### Supplied information ###
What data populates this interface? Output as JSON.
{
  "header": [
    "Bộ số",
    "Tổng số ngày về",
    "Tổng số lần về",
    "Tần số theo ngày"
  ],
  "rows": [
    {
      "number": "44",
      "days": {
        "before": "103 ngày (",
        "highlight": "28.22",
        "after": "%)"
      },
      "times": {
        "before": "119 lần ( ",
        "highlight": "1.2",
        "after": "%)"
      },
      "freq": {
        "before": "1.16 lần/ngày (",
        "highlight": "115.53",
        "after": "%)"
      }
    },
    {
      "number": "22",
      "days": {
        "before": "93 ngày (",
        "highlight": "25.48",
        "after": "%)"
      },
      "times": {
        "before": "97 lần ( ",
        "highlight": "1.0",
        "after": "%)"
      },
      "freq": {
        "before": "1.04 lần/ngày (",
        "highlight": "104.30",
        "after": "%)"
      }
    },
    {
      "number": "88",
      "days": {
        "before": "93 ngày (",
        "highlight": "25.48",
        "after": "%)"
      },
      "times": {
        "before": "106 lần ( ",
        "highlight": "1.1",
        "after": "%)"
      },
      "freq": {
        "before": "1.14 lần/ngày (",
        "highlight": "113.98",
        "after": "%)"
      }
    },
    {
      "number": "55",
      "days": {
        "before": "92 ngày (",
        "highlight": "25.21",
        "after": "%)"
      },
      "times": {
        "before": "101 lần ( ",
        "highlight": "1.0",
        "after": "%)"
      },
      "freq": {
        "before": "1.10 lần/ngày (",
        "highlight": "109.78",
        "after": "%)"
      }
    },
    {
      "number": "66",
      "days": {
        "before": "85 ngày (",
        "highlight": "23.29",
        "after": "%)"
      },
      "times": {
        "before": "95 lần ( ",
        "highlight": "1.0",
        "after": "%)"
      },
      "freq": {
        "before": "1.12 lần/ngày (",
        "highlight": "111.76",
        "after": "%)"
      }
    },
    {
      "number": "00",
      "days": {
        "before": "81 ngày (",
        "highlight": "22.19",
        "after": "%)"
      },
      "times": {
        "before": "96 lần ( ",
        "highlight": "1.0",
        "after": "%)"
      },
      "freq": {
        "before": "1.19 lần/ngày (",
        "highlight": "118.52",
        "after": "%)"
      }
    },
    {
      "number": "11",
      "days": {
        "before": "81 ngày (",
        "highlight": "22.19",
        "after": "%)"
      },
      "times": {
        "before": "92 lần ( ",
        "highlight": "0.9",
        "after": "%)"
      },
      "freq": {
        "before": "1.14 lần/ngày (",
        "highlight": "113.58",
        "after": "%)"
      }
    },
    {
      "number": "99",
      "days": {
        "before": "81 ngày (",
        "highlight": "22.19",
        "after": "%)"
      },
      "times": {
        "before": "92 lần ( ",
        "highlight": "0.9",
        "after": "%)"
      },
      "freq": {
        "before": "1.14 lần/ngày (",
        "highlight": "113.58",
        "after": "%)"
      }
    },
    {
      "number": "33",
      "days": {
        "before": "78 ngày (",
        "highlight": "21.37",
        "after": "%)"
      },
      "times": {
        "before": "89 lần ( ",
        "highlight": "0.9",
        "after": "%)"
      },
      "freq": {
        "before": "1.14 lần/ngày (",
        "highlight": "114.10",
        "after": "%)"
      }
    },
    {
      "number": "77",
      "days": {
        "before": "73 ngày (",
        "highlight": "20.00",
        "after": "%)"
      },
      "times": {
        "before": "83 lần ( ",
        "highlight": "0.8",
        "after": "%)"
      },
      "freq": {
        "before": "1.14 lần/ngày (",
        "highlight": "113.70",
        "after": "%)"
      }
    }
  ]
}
###
#### Aim of the task:
Where a line above includes "number", copy that line.

#### Response for this exercise:
      "number": "44",
      "number": "22",
      "number": "88",
      "number": "55",
      "number": "66",
      "number": "00",
      "number": "11",
      "number": "99",
      "number": "33",
      "number": "77",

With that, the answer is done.